Exercise objective - Please copy every line of the data below word for word, leaving each character unchanged.

Saved entries -
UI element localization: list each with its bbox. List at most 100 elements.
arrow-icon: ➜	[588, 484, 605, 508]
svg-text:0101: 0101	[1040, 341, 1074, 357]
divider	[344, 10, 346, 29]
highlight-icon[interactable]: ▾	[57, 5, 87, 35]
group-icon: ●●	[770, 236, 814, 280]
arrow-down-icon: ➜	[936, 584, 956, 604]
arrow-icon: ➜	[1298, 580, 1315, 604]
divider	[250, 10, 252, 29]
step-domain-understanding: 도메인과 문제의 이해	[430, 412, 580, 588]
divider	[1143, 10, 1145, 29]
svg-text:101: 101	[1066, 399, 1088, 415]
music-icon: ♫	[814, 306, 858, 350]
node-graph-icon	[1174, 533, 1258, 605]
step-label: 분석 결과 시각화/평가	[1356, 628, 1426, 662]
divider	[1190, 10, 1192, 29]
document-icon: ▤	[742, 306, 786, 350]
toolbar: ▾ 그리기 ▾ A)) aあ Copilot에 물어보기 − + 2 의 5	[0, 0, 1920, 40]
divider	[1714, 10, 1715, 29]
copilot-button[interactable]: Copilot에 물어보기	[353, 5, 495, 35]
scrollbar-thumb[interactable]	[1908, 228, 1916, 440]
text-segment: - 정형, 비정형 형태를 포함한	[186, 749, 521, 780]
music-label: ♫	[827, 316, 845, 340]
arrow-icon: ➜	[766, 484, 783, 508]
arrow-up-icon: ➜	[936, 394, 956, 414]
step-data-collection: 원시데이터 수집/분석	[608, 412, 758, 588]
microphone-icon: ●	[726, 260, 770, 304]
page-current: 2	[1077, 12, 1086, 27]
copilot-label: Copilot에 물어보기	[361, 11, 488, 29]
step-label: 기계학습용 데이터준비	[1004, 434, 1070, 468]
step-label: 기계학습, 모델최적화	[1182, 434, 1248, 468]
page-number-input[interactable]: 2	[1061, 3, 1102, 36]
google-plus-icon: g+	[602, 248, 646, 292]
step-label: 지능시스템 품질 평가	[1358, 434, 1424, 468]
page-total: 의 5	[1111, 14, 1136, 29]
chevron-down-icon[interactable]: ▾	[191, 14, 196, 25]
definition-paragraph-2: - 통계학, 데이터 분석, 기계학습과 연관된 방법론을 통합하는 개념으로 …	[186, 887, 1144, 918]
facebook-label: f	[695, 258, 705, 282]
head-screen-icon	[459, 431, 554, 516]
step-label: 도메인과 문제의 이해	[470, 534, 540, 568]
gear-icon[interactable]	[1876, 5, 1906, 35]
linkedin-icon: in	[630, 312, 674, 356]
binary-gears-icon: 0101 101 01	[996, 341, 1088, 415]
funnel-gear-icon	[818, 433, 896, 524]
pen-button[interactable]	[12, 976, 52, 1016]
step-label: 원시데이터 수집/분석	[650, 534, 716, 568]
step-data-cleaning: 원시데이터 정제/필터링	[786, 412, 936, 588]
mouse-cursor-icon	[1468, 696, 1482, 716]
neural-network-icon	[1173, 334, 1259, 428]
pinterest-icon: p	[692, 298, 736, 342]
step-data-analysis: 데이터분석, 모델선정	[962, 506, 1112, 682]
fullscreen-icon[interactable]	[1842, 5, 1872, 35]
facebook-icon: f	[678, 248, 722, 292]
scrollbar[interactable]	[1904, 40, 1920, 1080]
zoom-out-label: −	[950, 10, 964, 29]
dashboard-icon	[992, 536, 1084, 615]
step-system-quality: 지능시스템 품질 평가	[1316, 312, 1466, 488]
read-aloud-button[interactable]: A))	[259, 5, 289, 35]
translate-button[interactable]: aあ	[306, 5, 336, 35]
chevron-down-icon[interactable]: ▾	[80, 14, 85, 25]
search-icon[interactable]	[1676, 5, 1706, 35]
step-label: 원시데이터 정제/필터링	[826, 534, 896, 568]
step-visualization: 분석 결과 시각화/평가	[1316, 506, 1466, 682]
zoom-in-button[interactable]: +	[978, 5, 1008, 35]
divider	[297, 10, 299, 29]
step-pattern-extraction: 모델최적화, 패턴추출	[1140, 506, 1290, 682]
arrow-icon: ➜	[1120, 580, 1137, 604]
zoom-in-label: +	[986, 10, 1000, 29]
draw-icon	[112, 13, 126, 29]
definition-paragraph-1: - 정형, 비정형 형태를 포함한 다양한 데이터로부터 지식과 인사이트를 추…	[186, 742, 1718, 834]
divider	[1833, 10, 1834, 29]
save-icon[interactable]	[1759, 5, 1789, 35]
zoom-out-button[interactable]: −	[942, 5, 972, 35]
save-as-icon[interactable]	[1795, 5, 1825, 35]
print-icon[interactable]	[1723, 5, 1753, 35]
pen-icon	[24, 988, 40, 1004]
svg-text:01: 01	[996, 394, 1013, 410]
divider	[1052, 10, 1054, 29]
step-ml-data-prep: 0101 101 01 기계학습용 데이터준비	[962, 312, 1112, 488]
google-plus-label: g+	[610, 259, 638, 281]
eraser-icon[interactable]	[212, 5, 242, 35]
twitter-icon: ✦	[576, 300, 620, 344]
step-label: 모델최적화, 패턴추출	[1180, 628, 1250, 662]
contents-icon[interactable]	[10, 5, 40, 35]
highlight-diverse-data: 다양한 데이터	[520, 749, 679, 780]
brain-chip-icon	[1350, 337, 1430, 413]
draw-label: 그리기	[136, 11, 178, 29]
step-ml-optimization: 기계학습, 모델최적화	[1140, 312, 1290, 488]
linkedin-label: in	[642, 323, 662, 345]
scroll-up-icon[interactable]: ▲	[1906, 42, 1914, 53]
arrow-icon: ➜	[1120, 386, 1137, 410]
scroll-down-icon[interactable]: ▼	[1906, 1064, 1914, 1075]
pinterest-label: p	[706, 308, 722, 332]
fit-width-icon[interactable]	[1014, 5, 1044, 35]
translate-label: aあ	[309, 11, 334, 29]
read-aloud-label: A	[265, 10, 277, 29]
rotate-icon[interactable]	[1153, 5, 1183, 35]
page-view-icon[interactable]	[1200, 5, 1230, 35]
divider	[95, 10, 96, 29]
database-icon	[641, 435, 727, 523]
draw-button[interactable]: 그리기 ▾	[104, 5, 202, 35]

Final result -
UI element localization: list each with its bbox. List at most 100 elements.
arrow-icon: ➜	[588, 484, 605, 508]
svg-text:0101: 0101	[1040, 341, 1074, 357]
divider	[344, 10, 346, 29]
highlight-icon[interactable]: ▾	[57, 5, 87, 35]
group-icon: ●●	[770, 236, 814, 280]
arrow-down-icon: ➜	[936, 584, 956, 604]
arrow-icon: ➜	[1298, 580, 1315, 604]
divider	[250, 10, 252, 29]
step-domain-understanding: 도메인과 문제의 이해	[430, 412, 580, 588]
divider	[1143, 10, 1145, 29]
svg-text:101: 101	[1066, 399, 1088, 415]
music-icon: ♫	[814, 306, 858, 350]
node-graph-icon	[1174, 533, 1258, 605]
step-label: 분석 결과 시각화/평가	[1356, 628, 1426, 662]
divider	[1190, 10, 1192, 29]
document-icon: ▤	[742, 306, 786, 350]
toolbar: ▾ 그리기 ▾ A)) aあ Copilot에 물어보기 − + 2 의 5	[0, 0, 1920, 40]
divider	[1714, 10, 1715, 29]
copilot-button[interactable]: Copilot에 물어보기	[353, 5, 495, 35]
scrollbar-thumb[interactable]	[1908, 228, 1916, 440]
text-segment: - 정형, 비정형 형태를 포함한	[186, 749, 521, 780]
music-label: ♫	[827, 316, 845, 340]
arrow-icon: ➜	[766, 484, 783, 508]
arrow-up-icon: ➜	[936, 394, 956, 414]
step-data-collection: 원시데이터 수집/분석	[608, 412, 758, 588]
microphone-icon: ●	[726, 260, 770, 304]
page-current: 2	[1077, 12, 1086, 27]
copilot-label: Copilot에 물어보기	[361, 11, 488, 29]
step-label: 기계학습용 데이터준비	[1004, 434, 1070, 468]
step-label: 기계학습, 모델최적화	[1182, 434, 1248, 468]
page-number-input[interactable]: 2	[1061, 3, 1102, 36]
google-plus-icon: g+	[602, 248, 646, 292]
step-label: 지능시스템 품질 평가	[1358, 434, 1424, 468]
page-total: 의 5	[1111, 14, 1136, 29]
chevron-down-icon[interactable]: ▾	[191, 14, 196, 25]
definition-paragraph-2: - 통계학, 데이터 분석, 기계학습과 연관된 방법론을 통합하는 개념으로 …	[186, 887, 1144, 918]
facebook-label: f	[695, 258, 705, 282]
head-screen-icon	[459, 431, 554, 516]
step-label: 도메인과 문제의 이해	[470, 534, 540, 568]
gear-icon[interactable]	[1876, 5, 1906, 35]
linkedin-icon: in	[630, 312, 674, 356]
binary-gears-icon: 0101 101 01	[996, 341, 1088, 415]
funnel-gear-icon	[818, 433, 896, 524]
pen-button[interactable]	[12, 976, 52, 1016]
step-label: 원시데이터 수집/분석	[650, 534, 716, 568]
step-data-cleaning: 원시데이터 정제/필터링	[786, 412, 936, 588]
mouse-cursor-icon	[1468, 696, 1482, 716]
neural-network-icon	[1173, 334, 1259, 428]
pinterest-icon: p	[692, 298, 736, 342]
step-data-analysis: 데이터분석, 모델선정	[962, 506, 1112, 682]
fullscreen-icon[interactable]	[1842, 5, 1872, 35]
facebook-icon: f	[678, 248, 722, 292]
scrollbar[interactable]	[1904, 40, 1920, 1080]
zoom-out-label: −	[950, 10, 964, 29]
dashboard-icon	[992, 536, 1084, 615]
step-system-quality: 지능시스템 품질 평가	[1316, 312, 1466, 488]
read-aloud-button[interactable]: A))	[259, 5, 289, 35]
translate-button[interactable]: aあ	[306, 5, 336, 35]
chevron-down-icon[interactable]: ▾	[80, 14, 85, 25]
search-icon[interactable]	[1676, 5, 1706, 35]
step-label: 원시데이터 정제/필터링	[826, 534, 896, 568]
step-visualization: 분석 결과 시각화/평가	[1316, 506, 1466, 682]
zoom-in-button[interactable]: +	[978, 5, 1008, 35]
divider	[297, 10, 299, 29]
step-pattern-extraction: 모델최적화, 패턴추출	[1140, 506, 1290, 682]
arrow-icon: ➜	[1120, 580, 1137, 604]
zoom-in-label: +	[986, 10, 1000, 29]
draw-icon	[112, 13, 126, 29]
definition-paragraph-1: - 정형, 비정형 형태를 포함한 다양한 데이터로부터 지식과 인사이트를 추…	[186, 742, 1718, 834]
divider	[1833, 10, 1834, 29]
save-icon[interactable]	[1759, 5, 1789, 35]
zoom-out-button[interactable]: −	[942, 5, 972, 35]
save-as-icon[interactable]	[1795, 5, 1825, 35]
print-icon[interactable]	[1723, 5, 1753, 35]
pen-icon	[24, 988, 40, 1004]
svg-text:01: 01	[996, 394, 1013, 410]
divider	[1052, 10, 1054, 29]
step-ml-data-prep: 0101 101 01 기계학습용 데이터준비	[962, 312, 1112, 488]
google-plus-label: g+	[610, 259, 638, 281]
eraser-icon[interactable]	[212, 5, 242, 35]
twitter-icon: ✦	[576, 300, 620, 344]
step-label: 모델최적화, 패턴추출	[1180, 628, 1250, 662]
contents-icon[interactable]	[10, 5, 40, 35]
highlight-diverse-data: 다양한 데이터	[520, 749, 679, 780]
brain-chip-icon	[1350, 337, 1430, 413]
draw-label: 그리기	[136, 11, 178, 29]
step-ml-optimization: 기계학습, 모델최적화	[1140, 312, 1290, 488]
linkedin-label: in	[642, 323, 662, 345]
scroll-up-icon[interactable]: ▲	[1906, 42, 1914, 53]
arrow-icon: ➜	[1120, 386, 1137, 410]
scroll-down-icon[interactable]: ▼	[1906, 1064, 1914, 1075]
pinterest-label: p	[706, 308, 722, 332]
fit-width-icon[interactable]	[1014, 5, 1044, 35]
translate-label: aあ	[309, 11, 334, 29]
read-aloud-label: A	[265, 10, 277, 29]
rotate-icon[interactable]	[1153, 5, 1183, 35]
page-view-icon[interactable]	[1200, 5, 1230, 35]
divider	[95, 10, 96, 29]
database-icon	[641, 435, 727, 523]
draw-button[interactable]: 그리기 ▾	[104, 5, 202, 35]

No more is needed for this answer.